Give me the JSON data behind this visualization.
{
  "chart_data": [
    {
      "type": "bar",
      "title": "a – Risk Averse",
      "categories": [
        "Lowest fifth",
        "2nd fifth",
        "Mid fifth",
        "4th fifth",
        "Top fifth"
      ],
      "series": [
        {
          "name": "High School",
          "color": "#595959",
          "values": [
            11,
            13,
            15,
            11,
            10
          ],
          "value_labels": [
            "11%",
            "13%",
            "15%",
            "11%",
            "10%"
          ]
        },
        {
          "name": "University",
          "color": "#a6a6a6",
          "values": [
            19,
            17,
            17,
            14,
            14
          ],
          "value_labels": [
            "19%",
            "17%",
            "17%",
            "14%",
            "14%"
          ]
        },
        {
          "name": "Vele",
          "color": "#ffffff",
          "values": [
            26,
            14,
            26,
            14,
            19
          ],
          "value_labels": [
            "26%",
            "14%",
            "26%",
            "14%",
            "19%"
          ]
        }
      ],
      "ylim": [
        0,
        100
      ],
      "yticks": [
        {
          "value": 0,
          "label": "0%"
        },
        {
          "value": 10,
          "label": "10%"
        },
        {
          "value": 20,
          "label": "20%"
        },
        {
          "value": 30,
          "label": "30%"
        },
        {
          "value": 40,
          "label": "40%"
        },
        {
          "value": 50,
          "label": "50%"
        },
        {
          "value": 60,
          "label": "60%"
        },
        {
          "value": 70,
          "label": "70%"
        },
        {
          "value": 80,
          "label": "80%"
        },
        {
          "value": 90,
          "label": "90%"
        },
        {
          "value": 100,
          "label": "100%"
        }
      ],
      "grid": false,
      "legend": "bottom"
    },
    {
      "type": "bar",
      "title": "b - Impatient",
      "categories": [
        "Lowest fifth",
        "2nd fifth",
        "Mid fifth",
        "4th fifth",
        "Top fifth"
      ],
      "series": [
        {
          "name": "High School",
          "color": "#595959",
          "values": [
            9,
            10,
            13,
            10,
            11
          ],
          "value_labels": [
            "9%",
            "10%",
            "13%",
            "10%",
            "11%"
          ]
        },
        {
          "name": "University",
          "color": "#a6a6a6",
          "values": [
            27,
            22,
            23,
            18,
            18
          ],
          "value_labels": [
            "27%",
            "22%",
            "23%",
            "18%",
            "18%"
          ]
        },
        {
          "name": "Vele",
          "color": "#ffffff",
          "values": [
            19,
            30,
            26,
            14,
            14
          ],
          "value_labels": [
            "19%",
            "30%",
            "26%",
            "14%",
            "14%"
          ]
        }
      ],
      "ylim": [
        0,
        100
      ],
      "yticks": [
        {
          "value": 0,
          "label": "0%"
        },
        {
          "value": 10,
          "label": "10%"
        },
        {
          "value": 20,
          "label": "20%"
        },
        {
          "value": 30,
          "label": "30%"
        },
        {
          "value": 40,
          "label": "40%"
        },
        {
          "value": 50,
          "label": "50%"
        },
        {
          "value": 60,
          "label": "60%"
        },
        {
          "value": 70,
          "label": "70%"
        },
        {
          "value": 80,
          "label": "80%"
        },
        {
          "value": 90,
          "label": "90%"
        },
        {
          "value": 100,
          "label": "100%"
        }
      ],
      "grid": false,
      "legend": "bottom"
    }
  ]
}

* _WRITTEN PROBLEM_:
Only lines with the word "title" should be collected from the material.

* _ANSWER FOR THE TASK_:
      "title": "a – Risk Averse",
      "title": "b - Impatient",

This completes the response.